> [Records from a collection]
**********
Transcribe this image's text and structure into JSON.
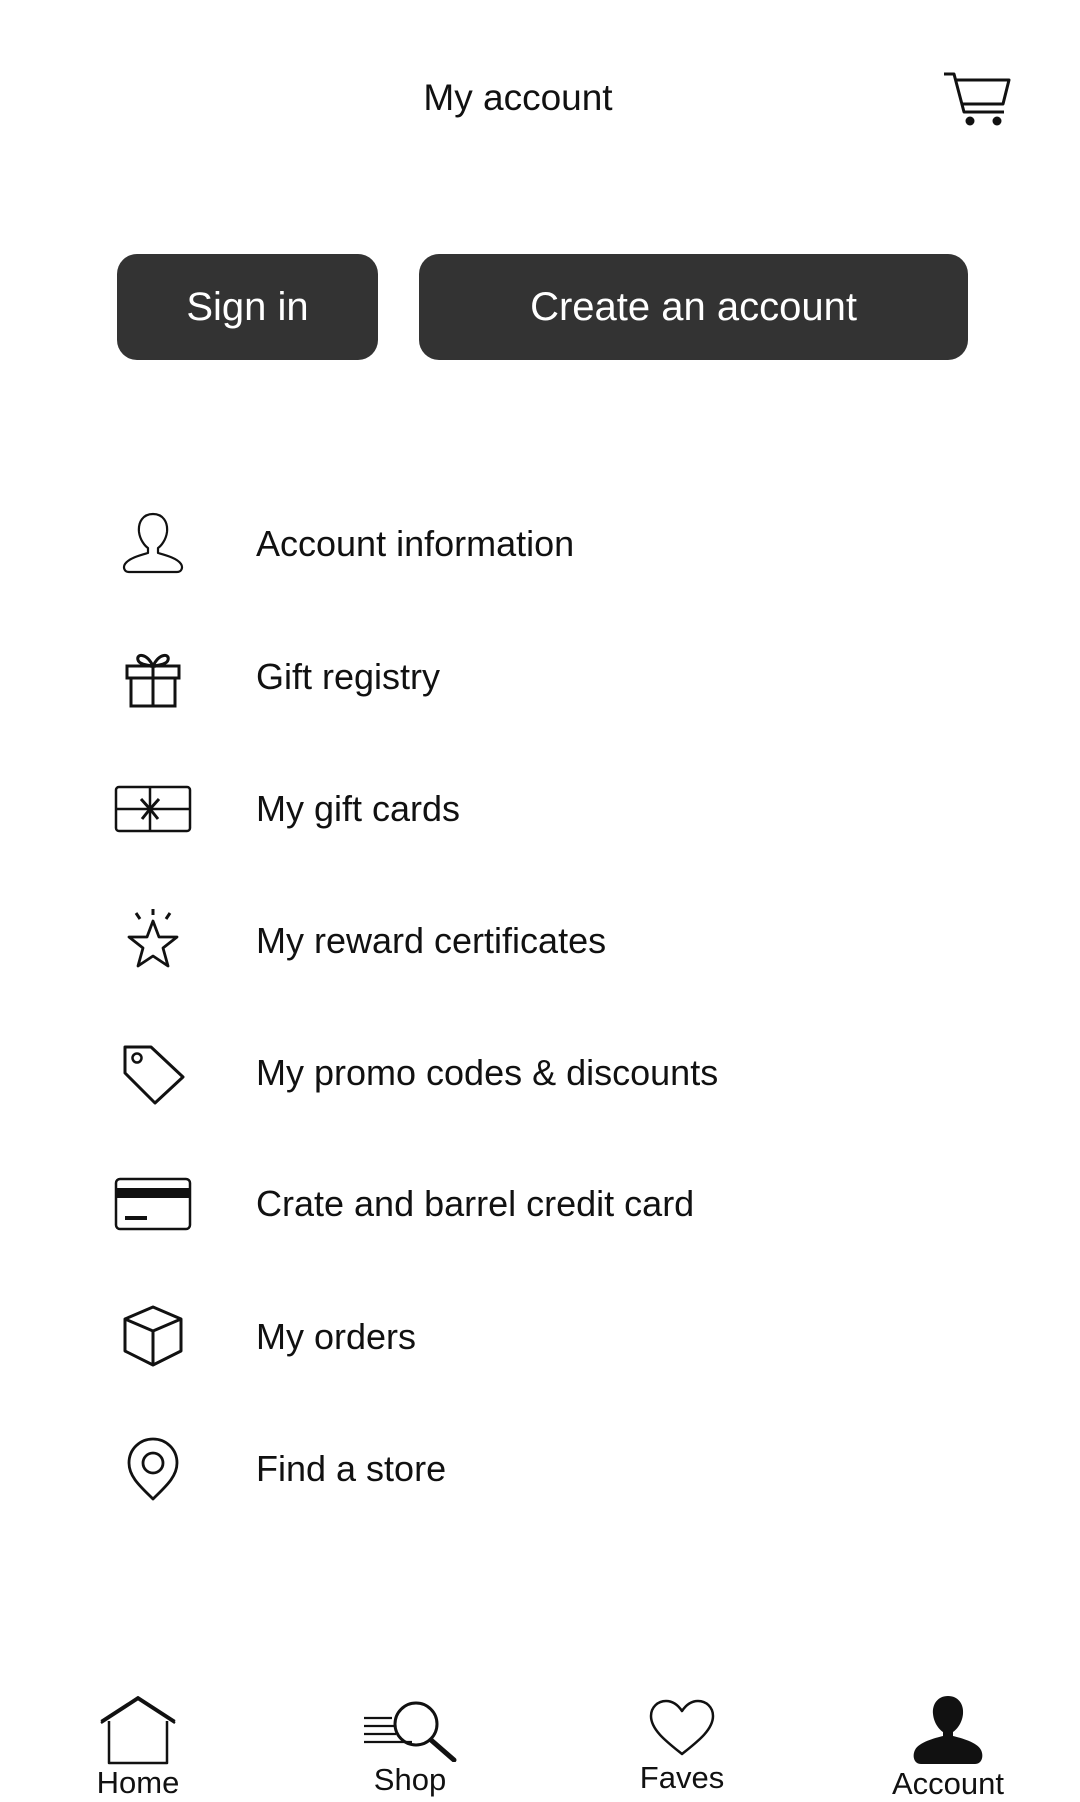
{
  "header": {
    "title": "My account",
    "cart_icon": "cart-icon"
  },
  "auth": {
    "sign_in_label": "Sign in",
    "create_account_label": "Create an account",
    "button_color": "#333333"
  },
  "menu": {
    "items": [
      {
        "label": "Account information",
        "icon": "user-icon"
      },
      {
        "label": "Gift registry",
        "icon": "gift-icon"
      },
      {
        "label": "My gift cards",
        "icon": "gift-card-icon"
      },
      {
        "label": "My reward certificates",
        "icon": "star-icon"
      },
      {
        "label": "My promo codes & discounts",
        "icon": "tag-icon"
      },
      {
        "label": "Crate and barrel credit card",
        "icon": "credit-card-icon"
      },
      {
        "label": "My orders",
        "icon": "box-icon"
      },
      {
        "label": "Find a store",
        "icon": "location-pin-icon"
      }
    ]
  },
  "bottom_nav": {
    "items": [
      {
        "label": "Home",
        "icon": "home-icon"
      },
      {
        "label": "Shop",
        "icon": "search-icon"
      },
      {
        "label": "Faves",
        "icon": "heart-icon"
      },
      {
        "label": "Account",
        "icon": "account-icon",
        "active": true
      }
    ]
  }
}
**********
> [Work instructions]
Quote the listing above in full, except for the pictures.

> [Final result]
Transcribe this image's text and structure into JSON.
{
  "header": {
    "title": "My account",
    "cart_icon": "cart-icon"
  },
  "auth": {
    "sign_in_label": "Sign in",
    "create_account_label": "Create an account",
    "button_color": "#333333"
  },
  "menu": {
    "items": [
      {
        "label": "Account information",
        "icon": "user-icon"
      },
      {
        "label": "Gift registry",
        "icon": "gift-icon"
      },
      {
        "label": "My gift cards",
        "icon": "gift-card-icon"
      },
      {
        "label": "My reward certificates",
        "icon": "star-icon"
      },
      {
        "label": "My promo codes & discounts",
        "icon": "tag-icon"
      },
      {
        "label": "Crate and barrel credit card",
        "icon": "credit-card-icon"
      },
      {
        "label": "My orders",
        "icon": "box-icon"
      },
      {
        "label": "Find a store",
        "icon": "location-pin-icon"
      }
    ]
  },
  "bottom_nav": {
    "items": [
      {
        "label": "Home",
        "icon": "home-icon"
      },
      {
        "label": "Shop",
        "icon": "search-icon"
      },
      {
        "label": "Faves",
        "icon": "heart-icon"
      },
      {
        "label": "Account",
        "icon": "account-icon",
        "active": true
      }
    ]
  }
}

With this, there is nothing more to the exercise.